STATED PROBLEM: Reproduce every line of the listing as written, apart from the pictures.

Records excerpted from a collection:
------------------------------------------------------------

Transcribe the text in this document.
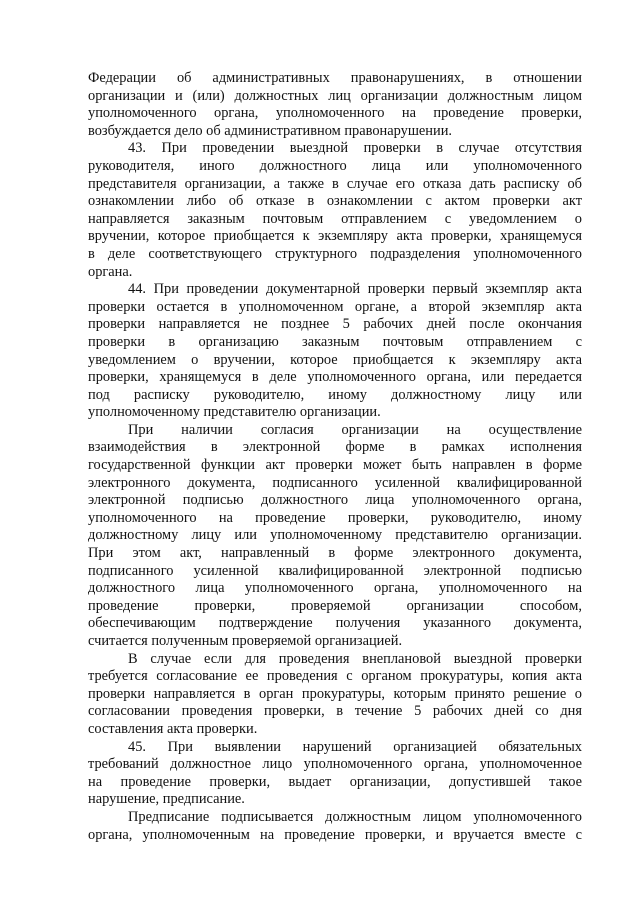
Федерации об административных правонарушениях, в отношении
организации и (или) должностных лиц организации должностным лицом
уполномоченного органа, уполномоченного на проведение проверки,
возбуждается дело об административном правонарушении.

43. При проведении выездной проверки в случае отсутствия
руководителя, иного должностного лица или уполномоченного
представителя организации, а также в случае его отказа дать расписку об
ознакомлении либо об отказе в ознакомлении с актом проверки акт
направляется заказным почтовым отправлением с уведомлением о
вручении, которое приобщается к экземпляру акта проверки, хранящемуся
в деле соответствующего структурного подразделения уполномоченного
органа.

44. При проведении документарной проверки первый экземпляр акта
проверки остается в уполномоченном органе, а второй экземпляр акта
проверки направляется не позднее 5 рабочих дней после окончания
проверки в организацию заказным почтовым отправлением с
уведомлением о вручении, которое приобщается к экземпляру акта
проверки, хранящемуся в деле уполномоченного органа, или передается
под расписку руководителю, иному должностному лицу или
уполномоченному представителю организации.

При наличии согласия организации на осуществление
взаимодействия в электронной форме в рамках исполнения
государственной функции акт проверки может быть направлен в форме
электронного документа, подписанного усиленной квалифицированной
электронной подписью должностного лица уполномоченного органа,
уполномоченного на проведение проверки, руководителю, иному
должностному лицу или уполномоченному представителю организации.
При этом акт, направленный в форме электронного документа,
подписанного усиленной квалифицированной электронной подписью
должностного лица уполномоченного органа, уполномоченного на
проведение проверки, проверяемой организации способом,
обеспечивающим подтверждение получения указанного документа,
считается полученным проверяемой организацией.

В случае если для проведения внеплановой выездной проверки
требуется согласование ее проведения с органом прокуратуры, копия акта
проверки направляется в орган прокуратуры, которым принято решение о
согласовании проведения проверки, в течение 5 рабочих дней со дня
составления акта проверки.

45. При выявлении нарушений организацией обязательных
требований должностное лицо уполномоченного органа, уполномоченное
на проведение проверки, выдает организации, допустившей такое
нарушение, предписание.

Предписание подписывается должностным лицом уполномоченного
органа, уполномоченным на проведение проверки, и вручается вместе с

------------------------------------------------------------

SOLUTION TO THIS TASK:
Transcribe the text in this document.
Федерации об административных правонарушениях, в отношении
организации и (или) должностных лиц организации должностным лицом
уполномоченного органа, уполномоченного на проведение проверки,
возбуждается дело об административном правонарушении.

43. При проведении выездной проверки в случае отсутствия
руководителя, иного должностного лица или уполномоченного
представителя организации, а также в случае его отказа дать расписку об
ознакомлении либо об отказе в ознакомлении с актом проверки акт
направляется заказным почтовым отправлением с уведомлением о
вручении, которое приобщается к экземпляру акта проверки, хранящемуся
в деле соответствующего структурного подразделения уполномоченного
органа.

44. При проведении документарной проверки первый экземпляр акта
проверки остается в уполномоченном органе, а второй экземпляр акта
проверки направляется не позднее 5 рабочих дней после окончания
проверки в организацию заказным почтовым отправлением с
уведомлением о вручении, которое приобщается к экземпляру акта
проверки, хранящемуся в деле уполномоченного органа, или передается
под расписку руководителю, иному должностному лицу или
уполномоченному представителю организации.

При наличии согласия организации на осуществление
взаимодействия в электронной форме в рамках исполнения
государственной функции акт проверки может быть направлен в форме
электронного документа, подписанного усиленной квалифицированной
электронной подписью должностного лица уполномоченного органа,
уполномоченного на проведение проверки, руководителю, иному
должностному лицу или уполномоченному представителю организации.
При этом акт, направленный в форме электронного документа,
подписанного усиленной квалифицированной электронной подписью
должностного лица уполномоченного органа, уполномоченного на
проведение проверки, проверяемой организации способом,
обеспечивающим подтверждение получения указанного документа,
считается полученным проверяемой организацией.

В случае если для проведения внеплановой выездной проверки
требуется согласование ее проведения с органом прокуратуры, копия акта
проверки направляется в орган прокуратуры, которым принято решение о
согласовании проведения проверки, в течение 5 рабочих дней со дня
составления акта проверки.

45. При выявлении нарушений организацией обязательных
требований должностное лицо уполномоченного органа, уполномоченное
на проведение проверки, выдает организации, допустившей такое
нарушение, предписание.

Предписание подписывается должностным лицом уполномоченного
органа, уполномоченным на проведение проверки, и вручается вместе с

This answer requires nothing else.